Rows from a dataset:
:::::
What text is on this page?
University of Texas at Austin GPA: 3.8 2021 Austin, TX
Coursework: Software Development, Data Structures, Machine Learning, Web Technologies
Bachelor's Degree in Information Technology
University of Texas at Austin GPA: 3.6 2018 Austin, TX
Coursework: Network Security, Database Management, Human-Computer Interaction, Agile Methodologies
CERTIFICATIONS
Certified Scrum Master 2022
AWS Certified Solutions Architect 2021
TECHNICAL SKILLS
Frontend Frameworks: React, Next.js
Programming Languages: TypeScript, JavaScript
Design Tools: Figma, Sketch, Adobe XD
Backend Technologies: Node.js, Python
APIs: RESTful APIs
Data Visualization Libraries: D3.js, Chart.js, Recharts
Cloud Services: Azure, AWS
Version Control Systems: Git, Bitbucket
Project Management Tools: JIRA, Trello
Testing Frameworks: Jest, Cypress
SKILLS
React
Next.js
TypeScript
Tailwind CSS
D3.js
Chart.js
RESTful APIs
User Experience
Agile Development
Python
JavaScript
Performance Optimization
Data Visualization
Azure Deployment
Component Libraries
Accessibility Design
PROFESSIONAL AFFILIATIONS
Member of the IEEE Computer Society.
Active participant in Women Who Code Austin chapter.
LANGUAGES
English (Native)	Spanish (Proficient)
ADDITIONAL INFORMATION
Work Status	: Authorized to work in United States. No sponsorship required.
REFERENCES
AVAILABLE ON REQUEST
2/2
:::::
WHAT YOU WILL DO → Quote the data above in full, changing nothing.

CORRECT OUTPUT →
What text is on this page?
University of Texas at Austin GPA: 3.8 2021 Austin, TX
Coursework: Software Development, Data Structures, Machine Learning, Web Technologies
Bachelor's Degree in Information Technology
University of Texas at Austin GPA: 3.6 2018 Austin, TX
Coursework: Network Security, Database Management, Human-Computer Interaction, Agile Methodologies
CERTIFICATIONS
Certified Scrum Master 2022
AWS Certified Solutions Architect 2021
TECHNICAL SKILLS
Frontend Frameworks: React, Next.js
Programming Languages: TypeScript, JavaScript
Design Tools: Figma, Sketch, Adobe XD
Backend Technologies: Node.js, Python
APIs: RESTful APIs
Data Visualization Libraries: D3.js, Chart.js, Recharts
Cloud Services: Azure, AWS
Version Control Systems: Git, Bitbucket
Project Management Tools: JIRA, Trello
Testing Frameworks: Jest, Cypress
SKILLS
React
Next.js
TypeScript
Tailwind CSS
D3.js
Chart.js
RESTful APIs
User Experience
Agile Development
Python
JavaScript
Performance Optimization
Data Visualization
Azure Deployment
Component Libraries
Accessibility Design
PROFESSIONAL AFFILIATIONS
Member of the IEEE Computer Society.
Active participant in Women Who Code Austin chapter.
LANGUAGES
English (Native)	Spanish (Proficient)
ADDITIONAL INFORMATION
Work Status	: Authorized to work in United States. No sponsorship required.
REFERENCES
AVAILABLE ON REQUEST
2/2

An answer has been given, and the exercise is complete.